WHAT THE TASK ASKS:
Return the number of lines in which the word "jesse" appears; add nothing else.

MATERIAL SHOWN:
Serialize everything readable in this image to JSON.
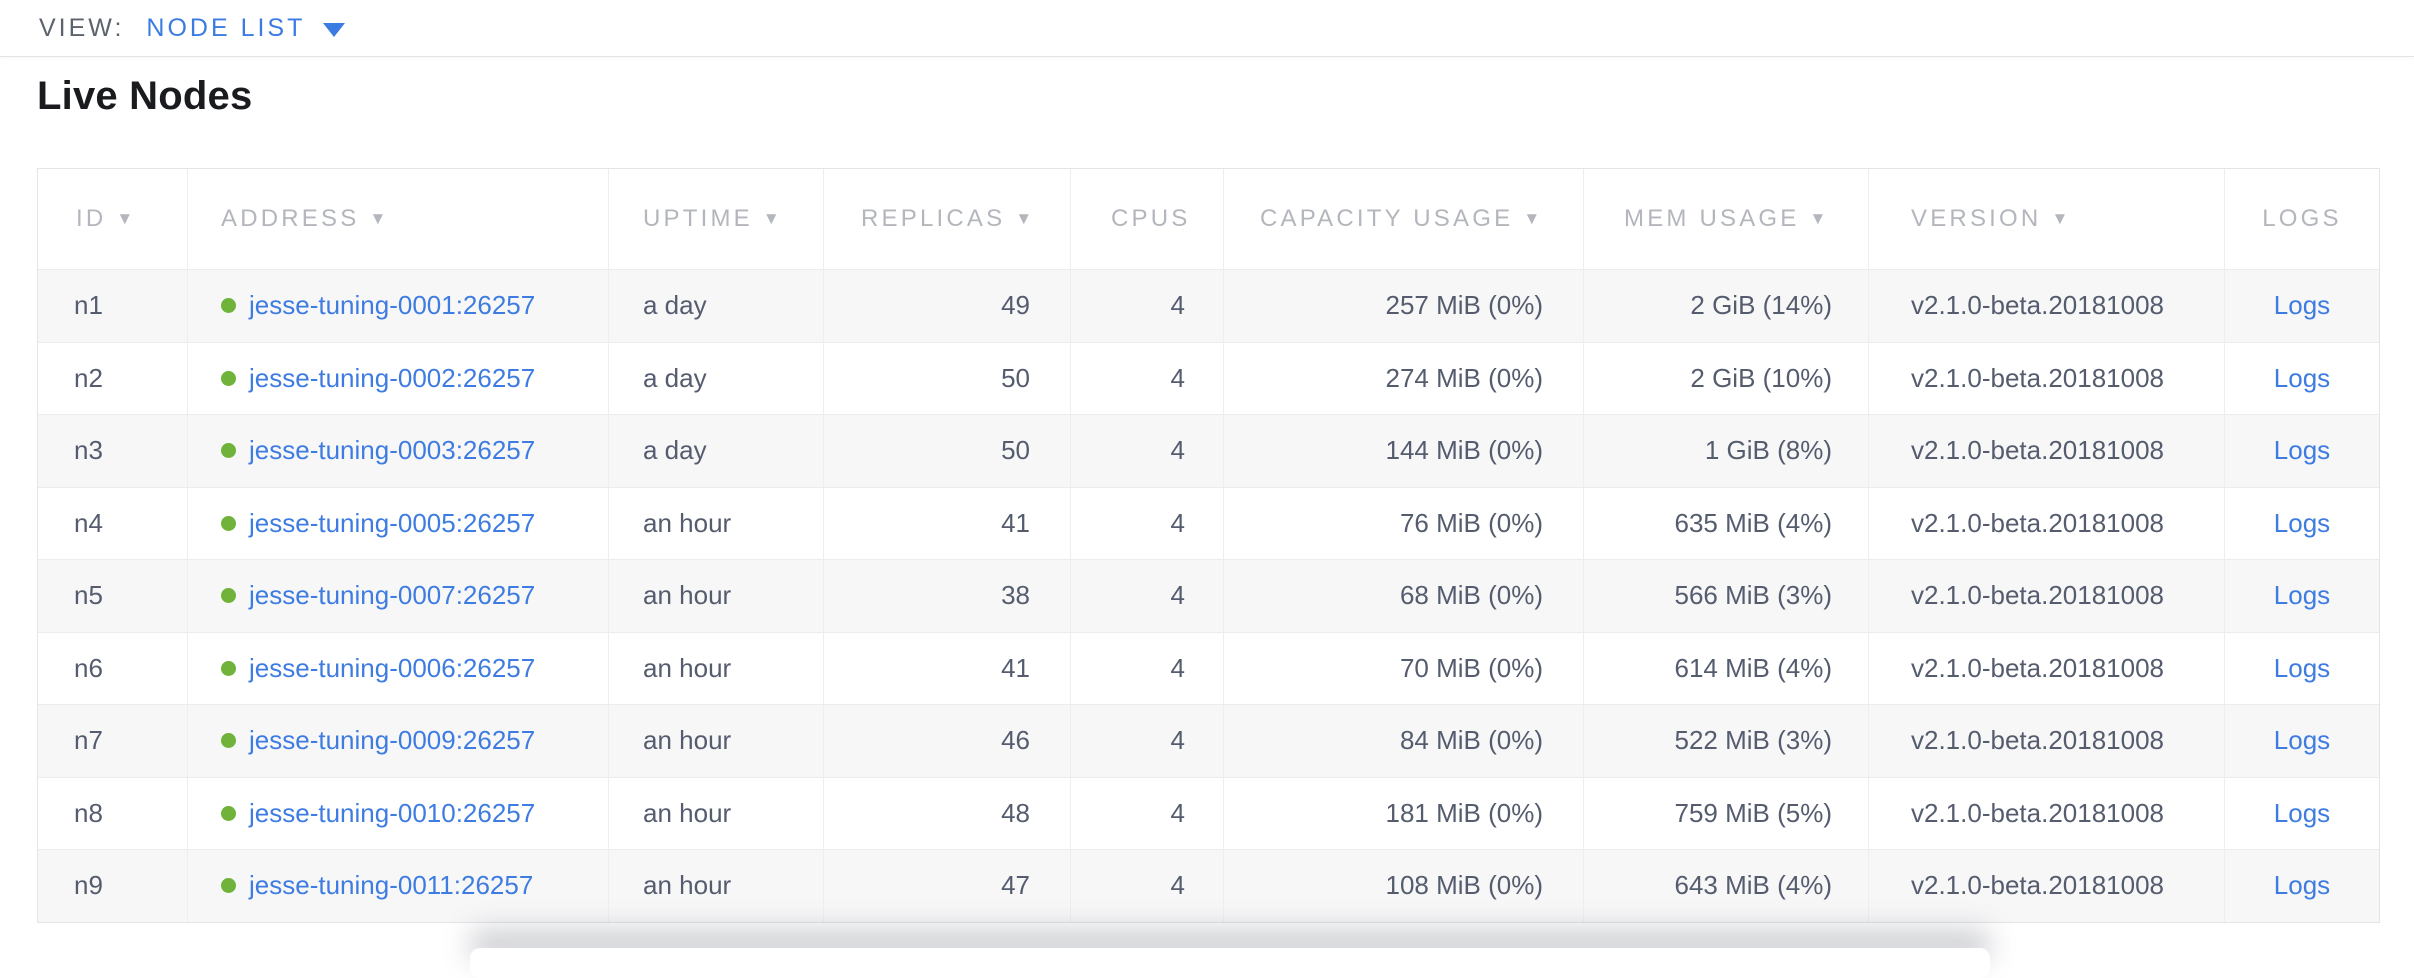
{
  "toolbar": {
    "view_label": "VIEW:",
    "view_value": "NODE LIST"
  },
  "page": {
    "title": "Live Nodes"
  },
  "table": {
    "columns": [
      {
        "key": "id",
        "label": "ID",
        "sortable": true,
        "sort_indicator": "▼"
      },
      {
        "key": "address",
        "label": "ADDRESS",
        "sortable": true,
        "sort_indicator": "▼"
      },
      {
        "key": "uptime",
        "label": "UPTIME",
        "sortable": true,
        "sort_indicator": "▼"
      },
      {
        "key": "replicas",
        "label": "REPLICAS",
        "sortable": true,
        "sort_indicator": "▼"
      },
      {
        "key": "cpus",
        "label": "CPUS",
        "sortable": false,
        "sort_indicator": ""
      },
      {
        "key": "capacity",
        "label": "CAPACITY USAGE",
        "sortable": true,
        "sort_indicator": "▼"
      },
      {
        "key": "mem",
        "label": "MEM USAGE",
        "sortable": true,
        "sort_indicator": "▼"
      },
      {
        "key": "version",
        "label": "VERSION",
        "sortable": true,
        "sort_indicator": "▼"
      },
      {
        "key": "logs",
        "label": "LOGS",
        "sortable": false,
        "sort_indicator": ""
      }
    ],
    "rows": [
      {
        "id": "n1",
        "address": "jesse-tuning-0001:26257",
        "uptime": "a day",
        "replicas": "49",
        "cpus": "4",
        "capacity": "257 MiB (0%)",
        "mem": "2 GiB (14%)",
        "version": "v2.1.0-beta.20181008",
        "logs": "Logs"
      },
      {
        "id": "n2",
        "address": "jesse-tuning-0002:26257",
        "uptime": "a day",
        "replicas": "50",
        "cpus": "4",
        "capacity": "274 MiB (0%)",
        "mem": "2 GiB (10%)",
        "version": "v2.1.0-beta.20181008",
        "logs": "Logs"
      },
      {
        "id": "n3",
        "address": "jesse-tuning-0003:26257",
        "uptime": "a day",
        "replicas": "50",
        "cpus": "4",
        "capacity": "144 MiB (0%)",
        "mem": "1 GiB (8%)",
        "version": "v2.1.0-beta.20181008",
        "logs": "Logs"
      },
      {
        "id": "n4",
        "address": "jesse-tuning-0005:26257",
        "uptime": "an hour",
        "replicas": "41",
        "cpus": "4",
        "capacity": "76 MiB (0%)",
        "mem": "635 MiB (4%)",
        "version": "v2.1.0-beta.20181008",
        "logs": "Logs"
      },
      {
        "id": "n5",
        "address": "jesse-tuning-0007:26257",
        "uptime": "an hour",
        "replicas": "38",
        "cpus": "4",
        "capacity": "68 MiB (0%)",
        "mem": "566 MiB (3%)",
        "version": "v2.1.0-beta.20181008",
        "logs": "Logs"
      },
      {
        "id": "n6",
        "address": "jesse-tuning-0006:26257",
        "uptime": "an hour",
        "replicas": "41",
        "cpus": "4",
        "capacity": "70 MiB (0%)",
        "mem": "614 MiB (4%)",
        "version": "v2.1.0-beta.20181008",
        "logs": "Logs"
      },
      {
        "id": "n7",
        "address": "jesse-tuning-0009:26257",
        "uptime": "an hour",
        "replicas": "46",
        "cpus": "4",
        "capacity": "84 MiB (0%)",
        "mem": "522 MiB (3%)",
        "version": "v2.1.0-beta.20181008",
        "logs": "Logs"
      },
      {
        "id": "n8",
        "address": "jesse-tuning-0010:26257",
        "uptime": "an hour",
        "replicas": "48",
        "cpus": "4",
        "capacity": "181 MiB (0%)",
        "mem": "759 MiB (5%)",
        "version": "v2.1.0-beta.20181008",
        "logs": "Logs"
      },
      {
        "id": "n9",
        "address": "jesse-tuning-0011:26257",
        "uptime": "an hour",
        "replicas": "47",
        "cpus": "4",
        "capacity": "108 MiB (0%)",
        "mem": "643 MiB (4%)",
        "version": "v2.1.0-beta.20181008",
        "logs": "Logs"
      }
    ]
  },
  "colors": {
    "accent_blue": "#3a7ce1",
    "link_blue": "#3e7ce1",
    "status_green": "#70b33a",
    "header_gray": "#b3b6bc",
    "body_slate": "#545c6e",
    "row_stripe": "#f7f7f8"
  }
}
* * *
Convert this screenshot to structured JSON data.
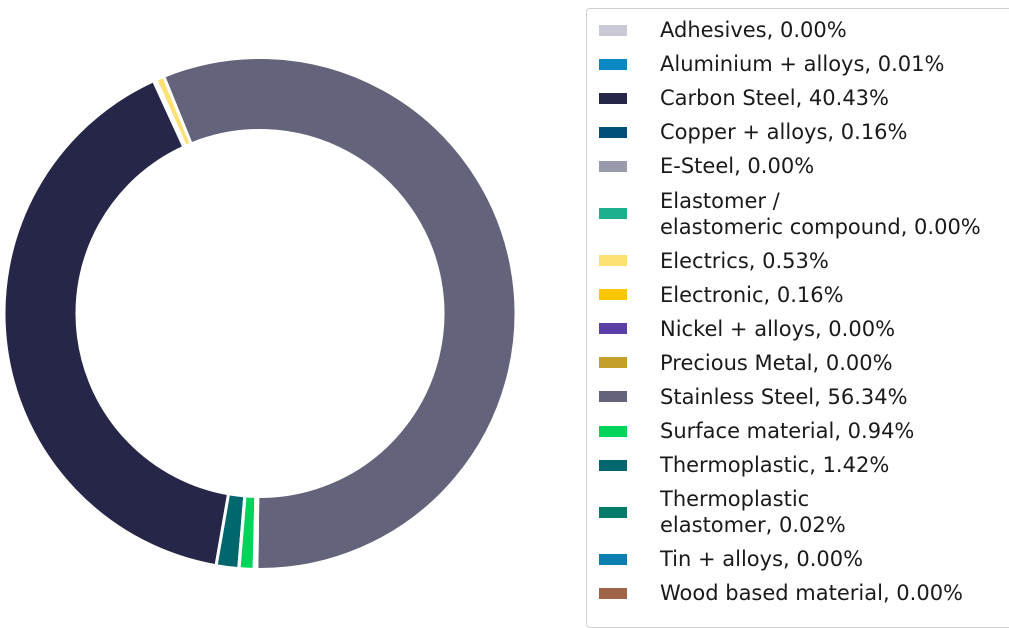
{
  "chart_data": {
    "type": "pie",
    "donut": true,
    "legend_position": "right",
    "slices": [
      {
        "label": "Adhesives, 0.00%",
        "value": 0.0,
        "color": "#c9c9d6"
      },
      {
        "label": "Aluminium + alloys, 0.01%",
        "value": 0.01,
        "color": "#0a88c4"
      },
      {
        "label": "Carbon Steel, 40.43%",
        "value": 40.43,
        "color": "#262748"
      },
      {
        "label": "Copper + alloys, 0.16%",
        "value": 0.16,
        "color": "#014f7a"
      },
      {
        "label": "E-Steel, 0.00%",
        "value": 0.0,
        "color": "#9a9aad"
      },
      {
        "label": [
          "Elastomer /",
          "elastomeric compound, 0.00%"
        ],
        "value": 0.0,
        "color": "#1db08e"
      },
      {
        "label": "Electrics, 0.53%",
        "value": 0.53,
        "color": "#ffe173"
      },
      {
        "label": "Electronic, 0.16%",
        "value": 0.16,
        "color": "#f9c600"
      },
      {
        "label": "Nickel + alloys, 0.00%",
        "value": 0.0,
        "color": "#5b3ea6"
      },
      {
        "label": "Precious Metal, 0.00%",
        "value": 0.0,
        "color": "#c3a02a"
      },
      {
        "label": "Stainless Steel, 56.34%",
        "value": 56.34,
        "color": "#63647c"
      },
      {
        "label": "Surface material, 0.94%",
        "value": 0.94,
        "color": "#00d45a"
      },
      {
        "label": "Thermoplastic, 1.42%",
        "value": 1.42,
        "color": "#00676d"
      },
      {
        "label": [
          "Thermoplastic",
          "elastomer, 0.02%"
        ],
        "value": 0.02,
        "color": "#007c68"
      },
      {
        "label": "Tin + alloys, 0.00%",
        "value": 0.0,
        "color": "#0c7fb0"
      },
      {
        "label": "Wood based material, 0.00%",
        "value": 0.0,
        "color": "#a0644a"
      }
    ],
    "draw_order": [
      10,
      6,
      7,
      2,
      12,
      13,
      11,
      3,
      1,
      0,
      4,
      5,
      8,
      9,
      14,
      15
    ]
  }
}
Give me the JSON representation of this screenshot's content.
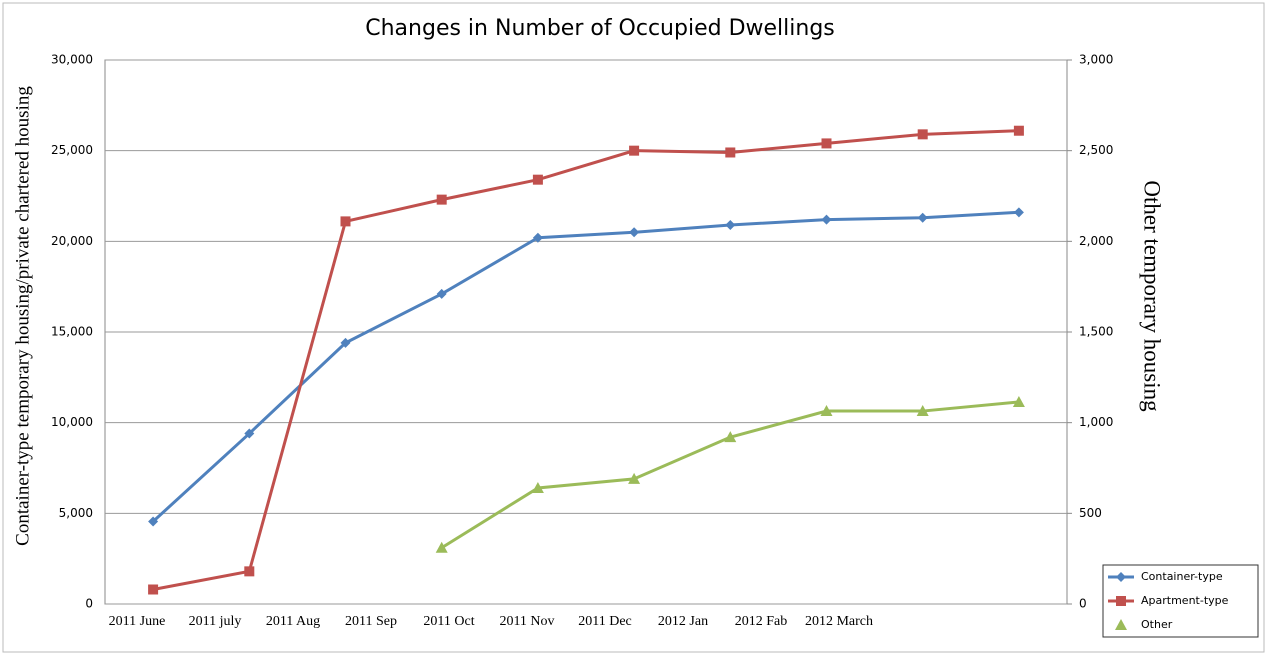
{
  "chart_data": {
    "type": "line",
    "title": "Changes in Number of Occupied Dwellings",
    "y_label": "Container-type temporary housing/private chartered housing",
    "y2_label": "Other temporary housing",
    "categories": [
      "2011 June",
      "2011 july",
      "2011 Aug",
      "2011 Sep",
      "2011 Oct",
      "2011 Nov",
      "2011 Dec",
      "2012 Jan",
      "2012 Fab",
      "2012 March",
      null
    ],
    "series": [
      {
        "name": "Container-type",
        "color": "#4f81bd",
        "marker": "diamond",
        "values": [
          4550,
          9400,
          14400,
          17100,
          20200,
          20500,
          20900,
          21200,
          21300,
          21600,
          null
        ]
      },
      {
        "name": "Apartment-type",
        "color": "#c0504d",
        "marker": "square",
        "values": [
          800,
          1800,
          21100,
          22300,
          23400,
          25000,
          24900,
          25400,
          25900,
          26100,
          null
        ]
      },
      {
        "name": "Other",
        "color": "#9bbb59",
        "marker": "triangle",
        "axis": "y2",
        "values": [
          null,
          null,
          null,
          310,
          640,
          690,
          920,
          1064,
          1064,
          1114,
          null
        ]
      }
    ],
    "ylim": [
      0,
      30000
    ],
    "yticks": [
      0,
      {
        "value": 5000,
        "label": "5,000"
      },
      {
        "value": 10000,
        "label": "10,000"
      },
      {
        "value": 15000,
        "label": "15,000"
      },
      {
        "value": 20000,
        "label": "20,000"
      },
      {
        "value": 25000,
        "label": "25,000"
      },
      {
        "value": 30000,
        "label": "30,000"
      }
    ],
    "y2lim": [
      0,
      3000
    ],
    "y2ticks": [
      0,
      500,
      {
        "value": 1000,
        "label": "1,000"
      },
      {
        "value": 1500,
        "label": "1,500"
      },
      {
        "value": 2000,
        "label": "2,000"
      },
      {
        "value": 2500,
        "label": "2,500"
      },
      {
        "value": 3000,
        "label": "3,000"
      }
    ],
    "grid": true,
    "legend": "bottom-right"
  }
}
...
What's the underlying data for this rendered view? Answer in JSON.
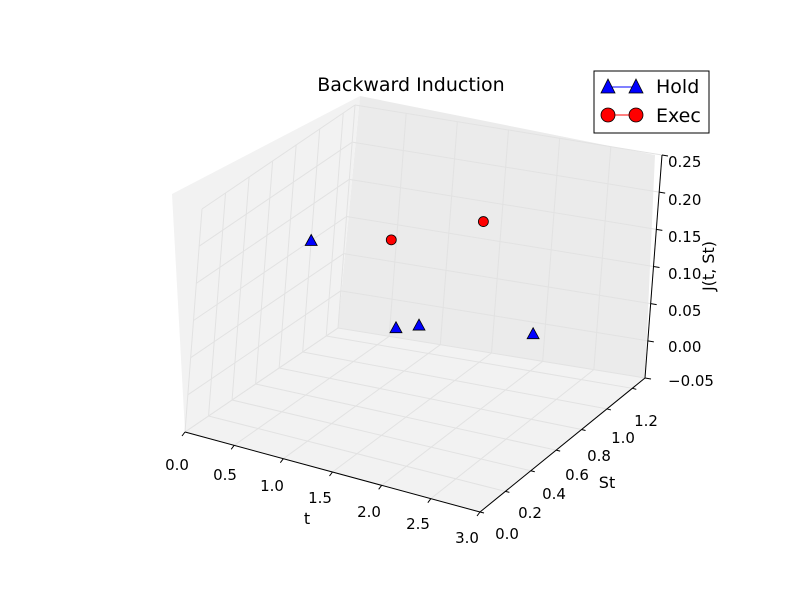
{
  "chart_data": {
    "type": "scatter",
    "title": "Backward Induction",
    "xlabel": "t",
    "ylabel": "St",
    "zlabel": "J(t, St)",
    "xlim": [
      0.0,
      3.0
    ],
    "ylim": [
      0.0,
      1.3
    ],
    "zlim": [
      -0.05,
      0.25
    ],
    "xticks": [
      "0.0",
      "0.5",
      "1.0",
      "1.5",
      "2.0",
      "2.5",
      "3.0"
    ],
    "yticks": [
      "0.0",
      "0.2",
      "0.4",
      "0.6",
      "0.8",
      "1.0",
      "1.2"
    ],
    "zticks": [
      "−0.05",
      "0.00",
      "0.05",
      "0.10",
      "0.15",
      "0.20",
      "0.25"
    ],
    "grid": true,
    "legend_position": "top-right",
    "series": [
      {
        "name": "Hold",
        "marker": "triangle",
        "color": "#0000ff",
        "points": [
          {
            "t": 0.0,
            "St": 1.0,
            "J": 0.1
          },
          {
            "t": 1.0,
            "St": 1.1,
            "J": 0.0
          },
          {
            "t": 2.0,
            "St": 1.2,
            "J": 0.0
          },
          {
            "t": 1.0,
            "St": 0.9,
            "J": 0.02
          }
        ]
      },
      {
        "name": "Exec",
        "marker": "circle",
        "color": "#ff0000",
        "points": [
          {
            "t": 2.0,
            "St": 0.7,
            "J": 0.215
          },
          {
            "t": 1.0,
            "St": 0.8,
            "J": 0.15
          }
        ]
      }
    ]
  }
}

OUTPUT FOR THIS TASK:
9